Exercise aim
Search the data for the word "llei" and copy every line that contains it.

=== Records supplied ===

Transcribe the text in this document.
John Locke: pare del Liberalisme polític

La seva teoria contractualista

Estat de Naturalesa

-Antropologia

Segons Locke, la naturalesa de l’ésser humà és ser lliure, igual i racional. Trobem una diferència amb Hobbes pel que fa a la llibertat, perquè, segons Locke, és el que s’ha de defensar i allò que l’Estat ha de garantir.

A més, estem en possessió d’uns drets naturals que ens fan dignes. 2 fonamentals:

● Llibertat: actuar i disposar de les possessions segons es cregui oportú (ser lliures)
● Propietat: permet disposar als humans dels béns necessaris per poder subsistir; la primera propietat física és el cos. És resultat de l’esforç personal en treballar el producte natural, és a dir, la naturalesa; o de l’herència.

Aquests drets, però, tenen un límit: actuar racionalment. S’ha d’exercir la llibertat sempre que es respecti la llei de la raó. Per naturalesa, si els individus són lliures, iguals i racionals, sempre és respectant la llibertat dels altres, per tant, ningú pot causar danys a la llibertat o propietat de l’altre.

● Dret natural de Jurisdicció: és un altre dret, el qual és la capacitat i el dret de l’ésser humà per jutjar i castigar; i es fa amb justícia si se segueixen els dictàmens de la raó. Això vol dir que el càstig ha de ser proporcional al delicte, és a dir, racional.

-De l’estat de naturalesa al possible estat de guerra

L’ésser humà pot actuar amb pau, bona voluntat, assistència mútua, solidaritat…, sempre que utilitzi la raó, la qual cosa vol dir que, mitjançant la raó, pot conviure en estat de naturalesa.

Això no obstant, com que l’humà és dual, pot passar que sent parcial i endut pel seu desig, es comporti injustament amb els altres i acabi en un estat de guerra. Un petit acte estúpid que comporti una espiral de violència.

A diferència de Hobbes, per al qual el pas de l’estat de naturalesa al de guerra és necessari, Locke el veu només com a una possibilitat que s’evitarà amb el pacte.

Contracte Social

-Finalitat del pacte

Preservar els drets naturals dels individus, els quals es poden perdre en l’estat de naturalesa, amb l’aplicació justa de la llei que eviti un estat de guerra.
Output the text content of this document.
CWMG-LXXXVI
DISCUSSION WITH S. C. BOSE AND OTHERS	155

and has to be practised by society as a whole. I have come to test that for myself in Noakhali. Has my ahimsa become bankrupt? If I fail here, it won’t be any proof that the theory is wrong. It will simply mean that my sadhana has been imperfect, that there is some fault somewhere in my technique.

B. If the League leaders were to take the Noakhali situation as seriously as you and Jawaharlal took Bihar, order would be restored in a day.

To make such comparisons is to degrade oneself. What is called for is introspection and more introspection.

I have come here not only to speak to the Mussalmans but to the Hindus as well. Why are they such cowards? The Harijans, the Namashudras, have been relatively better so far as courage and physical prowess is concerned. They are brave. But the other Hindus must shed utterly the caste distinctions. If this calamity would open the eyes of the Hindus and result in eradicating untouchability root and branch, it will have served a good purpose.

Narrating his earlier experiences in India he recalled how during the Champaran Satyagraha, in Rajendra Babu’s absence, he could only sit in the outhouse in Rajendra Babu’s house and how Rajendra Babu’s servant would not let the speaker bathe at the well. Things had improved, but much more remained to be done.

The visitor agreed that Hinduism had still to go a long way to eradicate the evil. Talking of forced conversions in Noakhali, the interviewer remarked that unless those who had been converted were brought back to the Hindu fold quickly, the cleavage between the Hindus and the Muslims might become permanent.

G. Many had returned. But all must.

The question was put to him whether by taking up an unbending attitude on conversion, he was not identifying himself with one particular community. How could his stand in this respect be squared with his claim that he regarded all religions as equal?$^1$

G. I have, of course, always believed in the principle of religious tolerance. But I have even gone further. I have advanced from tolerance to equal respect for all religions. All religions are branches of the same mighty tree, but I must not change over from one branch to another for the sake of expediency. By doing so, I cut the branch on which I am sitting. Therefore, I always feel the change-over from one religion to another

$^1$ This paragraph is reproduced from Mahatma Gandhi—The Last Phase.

===

Response for this exercise
Aquests drets, però, tenen un límit: actuar racionalment. S’ha d’exercir la llibertat sempre que es respecti la llei de la raó. Per naturalesa, si els individus són lliures, iguals i racionals, sempre és respectant la llibertat dels altres, per tant, ningú pot causar danys a la llibertat o propietat de l’altre.
Preservar els drets naturals dels individus, els quals es poden perdre en l’estat de naturalesa, amb l’aplicació justa de la llei que eviti un estat de guerra.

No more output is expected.